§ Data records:
'''
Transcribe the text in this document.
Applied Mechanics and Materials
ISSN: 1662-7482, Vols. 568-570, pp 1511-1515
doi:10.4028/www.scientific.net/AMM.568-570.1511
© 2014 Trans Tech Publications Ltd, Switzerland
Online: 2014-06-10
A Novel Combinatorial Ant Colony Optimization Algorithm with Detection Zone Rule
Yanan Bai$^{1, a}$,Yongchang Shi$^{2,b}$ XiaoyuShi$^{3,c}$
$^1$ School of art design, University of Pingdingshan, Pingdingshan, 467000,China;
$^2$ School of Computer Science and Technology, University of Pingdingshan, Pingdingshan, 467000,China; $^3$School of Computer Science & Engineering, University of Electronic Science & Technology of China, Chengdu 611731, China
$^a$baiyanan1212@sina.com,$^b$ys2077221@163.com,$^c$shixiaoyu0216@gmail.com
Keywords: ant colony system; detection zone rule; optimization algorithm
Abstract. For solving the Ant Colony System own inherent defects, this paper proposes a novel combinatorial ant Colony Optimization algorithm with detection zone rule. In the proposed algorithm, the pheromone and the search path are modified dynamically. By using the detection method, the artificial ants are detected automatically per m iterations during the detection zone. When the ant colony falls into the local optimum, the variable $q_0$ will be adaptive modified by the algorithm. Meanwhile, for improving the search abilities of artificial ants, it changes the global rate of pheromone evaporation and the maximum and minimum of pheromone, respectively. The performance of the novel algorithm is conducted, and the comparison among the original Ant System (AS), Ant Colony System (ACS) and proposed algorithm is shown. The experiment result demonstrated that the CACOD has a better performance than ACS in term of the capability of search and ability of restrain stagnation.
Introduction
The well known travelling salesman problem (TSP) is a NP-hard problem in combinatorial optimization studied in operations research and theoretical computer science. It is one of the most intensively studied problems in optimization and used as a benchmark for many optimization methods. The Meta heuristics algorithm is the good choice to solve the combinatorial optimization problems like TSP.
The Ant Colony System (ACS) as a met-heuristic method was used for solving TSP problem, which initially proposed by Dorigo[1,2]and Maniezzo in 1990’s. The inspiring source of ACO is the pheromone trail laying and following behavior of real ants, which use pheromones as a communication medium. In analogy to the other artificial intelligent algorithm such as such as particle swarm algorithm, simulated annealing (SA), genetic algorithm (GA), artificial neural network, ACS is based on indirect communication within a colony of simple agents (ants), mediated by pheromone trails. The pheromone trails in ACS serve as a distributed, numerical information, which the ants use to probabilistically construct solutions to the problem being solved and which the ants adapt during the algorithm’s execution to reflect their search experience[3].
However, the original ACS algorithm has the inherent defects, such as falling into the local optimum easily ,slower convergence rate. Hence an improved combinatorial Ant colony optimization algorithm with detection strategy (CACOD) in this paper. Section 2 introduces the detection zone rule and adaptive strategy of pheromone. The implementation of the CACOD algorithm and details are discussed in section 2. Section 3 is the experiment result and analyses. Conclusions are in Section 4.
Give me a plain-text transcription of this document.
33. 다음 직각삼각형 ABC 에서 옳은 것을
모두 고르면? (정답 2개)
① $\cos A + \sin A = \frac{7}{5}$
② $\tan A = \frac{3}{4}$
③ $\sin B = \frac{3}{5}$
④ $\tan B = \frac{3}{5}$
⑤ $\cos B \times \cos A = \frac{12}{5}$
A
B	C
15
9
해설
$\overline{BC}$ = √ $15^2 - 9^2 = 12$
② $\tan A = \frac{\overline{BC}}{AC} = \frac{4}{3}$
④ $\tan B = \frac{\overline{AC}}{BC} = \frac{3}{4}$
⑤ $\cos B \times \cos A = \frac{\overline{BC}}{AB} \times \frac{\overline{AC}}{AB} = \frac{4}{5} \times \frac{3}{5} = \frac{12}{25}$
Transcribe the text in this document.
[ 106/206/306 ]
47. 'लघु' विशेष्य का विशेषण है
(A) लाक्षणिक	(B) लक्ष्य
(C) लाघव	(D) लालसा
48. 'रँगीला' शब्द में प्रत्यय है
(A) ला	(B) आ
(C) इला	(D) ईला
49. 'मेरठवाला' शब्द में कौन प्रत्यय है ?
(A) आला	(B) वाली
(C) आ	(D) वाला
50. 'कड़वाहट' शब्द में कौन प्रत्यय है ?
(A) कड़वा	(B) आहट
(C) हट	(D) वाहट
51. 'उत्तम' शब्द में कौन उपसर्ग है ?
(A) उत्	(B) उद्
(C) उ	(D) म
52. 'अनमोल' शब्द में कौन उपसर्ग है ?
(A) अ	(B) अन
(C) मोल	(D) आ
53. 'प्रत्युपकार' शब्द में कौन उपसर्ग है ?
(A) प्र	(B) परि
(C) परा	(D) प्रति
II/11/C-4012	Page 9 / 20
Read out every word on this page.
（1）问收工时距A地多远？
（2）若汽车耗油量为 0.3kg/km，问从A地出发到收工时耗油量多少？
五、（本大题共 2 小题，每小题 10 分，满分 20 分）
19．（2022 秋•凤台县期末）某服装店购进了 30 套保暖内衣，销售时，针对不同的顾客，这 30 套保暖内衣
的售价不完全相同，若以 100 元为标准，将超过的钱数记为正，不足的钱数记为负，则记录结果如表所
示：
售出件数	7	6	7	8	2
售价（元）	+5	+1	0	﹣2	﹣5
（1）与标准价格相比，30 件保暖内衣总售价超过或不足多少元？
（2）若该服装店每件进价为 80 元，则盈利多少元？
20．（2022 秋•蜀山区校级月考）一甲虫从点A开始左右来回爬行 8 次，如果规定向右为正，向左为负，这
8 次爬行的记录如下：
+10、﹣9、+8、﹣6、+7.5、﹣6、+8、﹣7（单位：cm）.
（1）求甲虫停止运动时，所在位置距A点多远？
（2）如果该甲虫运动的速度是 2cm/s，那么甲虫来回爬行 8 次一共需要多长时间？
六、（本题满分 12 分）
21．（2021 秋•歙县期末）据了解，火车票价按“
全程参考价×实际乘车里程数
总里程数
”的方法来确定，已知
'''
§ Objective:
Only lines with the word "defects" should be collected from the material.

§ The answer:
Abstract. For solving the Ant Colony System own inherent defects, this paper proposes a novel combinatorial ant Colony Optimization algorithm with detection zone rule. In the proposed algorithm, the pheromone and the search path are modified dynamically. By using the detection method, the artificial ants are detected automatically per m iterations during the detection zone. When the ant colony falls into the local optimum, the variable $q_0$ will be adaptive modified by the algorithm. Meanwhile, for improving the search abilities of artificial ants, it changes the global rate of pheromone evaporation and the maximum and minimum of pheromone, respectively. The performance of the novel algorithm is conducted, and the comparison among the original Ant System (AS), Ant Colony System (ACS) and proposed algorithm is shown. The experiment result demonstrated that the CACOD has a better performance than ACS in term of the capability of search and ability of restrain stagnation.
However, the original ACS algorithm has the inherent defects, such as falling into the local optimum easily ,slower convergence rate. Hence an improved combinatorial Ant colony optimization algorithm with detection strategy (CACOD) in this paper. Section 2 introduces the detection zone rule and adaptive strategy of pheromone. The implementation of the CACOD algorithm and details are discussed in section 2. Section 3 is the experiment result and analyses. Conclusions are in Section 4.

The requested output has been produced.